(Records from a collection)
###

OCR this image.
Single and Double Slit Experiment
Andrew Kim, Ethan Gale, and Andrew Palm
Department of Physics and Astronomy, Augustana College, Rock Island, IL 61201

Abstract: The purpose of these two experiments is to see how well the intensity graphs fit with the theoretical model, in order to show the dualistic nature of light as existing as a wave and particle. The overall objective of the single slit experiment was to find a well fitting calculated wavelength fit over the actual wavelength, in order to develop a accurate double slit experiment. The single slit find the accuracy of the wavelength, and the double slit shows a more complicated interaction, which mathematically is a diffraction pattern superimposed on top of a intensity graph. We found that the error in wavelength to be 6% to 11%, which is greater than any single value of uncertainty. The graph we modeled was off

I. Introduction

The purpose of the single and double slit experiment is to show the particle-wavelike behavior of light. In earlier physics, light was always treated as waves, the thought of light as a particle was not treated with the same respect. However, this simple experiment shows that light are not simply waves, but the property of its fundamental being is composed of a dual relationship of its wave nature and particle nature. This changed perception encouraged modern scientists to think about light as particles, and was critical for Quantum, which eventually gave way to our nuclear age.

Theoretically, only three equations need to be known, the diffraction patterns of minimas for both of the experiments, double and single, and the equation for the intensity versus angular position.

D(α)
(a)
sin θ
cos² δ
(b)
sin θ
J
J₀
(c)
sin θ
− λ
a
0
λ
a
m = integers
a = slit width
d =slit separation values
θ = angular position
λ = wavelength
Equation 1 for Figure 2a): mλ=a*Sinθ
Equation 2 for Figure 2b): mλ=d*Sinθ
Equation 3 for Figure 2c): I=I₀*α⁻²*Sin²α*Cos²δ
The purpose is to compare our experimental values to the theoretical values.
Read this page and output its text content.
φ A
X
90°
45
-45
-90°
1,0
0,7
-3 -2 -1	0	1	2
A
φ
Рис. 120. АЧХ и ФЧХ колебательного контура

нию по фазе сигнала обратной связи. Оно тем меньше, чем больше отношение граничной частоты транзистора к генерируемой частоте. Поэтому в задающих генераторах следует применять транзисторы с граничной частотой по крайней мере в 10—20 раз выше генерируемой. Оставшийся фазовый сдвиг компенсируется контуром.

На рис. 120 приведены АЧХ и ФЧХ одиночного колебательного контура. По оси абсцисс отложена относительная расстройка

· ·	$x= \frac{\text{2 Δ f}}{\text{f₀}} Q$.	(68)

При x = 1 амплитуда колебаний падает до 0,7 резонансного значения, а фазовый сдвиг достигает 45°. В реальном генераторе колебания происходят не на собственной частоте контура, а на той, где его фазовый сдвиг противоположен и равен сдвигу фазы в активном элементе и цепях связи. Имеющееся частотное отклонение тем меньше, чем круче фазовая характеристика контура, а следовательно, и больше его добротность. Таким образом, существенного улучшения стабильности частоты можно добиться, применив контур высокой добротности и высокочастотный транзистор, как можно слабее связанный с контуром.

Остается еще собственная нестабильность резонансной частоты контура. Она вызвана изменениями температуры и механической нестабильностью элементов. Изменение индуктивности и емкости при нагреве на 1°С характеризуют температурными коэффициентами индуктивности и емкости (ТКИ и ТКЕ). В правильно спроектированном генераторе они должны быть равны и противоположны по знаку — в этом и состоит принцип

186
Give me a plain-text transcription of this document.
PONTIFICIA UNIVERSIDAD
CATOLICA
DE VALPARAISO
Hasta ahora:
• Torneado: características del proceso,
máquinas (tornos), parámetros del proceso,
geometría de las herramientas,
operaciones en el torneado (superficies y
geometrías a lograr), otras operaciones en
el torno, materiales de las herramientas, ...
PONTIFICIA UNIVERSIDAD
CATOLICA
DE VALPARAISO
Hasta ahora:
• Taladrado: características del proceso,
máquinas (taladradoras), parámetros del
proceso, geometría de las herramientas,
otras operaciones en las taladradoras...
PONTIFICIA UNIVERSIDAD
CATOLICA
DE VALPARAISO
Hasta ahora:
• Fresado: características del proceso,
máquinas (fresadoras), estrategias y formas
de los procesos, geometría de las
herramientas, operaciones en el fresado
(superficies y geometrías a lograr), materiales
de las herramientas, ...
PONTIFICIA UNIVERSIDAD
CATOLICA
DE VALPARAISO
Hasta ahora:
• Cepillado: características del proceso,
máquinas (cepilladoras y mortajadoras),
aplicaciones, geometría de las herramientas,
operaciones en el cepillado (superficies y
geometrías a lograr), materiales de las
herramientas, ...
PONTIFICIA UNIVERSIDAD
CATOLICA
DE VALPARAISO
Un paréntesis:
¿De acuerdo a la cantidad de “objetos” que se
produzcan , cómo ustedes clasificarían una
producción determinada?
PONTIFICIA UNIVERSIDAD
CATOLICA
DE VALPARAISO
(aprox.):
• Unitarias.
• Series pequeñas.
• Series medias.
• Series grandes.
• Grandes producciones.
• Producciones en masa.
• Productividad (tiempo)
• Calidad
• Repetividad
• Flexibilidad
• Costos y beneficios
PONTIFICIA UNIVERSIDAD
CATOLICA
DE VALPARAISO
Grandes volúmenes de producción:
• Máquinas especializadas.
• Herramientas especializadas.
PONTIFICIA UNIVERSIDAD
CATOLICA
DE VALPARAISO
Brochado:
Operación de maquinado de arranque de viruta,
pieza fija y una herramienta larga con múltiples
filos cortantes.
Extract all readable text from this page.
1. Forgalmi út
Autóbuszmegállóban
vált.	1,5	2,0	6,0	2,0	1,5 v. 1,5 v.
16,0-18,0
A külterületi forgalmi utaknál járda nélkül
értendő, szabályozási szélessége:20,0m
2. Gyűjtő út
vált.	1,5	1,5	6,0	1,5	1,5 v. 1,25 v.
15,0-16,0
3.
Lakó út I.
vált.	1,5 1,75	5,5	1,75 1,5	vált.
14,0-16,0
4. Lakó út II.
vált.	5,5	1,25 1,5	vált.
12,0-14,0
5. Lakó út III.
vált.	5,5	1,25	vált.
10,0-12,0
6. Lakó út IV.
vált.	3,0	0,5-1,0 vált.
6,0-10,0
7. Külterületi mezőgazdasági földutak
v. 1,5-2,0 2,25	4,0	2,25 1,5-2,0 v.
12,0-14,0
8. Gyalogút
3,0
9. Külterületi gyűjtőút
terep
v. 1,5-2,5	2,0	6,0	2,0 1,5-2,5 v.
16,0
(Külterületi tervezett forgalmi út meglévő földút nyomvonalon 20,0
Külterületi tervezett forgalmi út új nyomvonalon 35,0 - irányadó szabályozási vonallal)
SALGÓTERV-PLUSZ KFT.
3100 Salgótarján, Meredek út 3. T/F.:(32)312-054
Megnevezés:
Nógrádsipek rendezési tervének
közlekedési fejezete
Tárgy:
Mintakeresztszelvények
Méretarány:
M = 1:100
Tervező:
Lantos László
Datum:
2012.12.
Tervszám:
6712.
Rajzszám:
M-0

###

**YOUR GOAL:** Identify the lines of the data that contain the word "especializadas". Copy each of them.

**RESULT OF THIS EXERCISE:**
• Máquinas especializadas.
• Herramientas especializadas.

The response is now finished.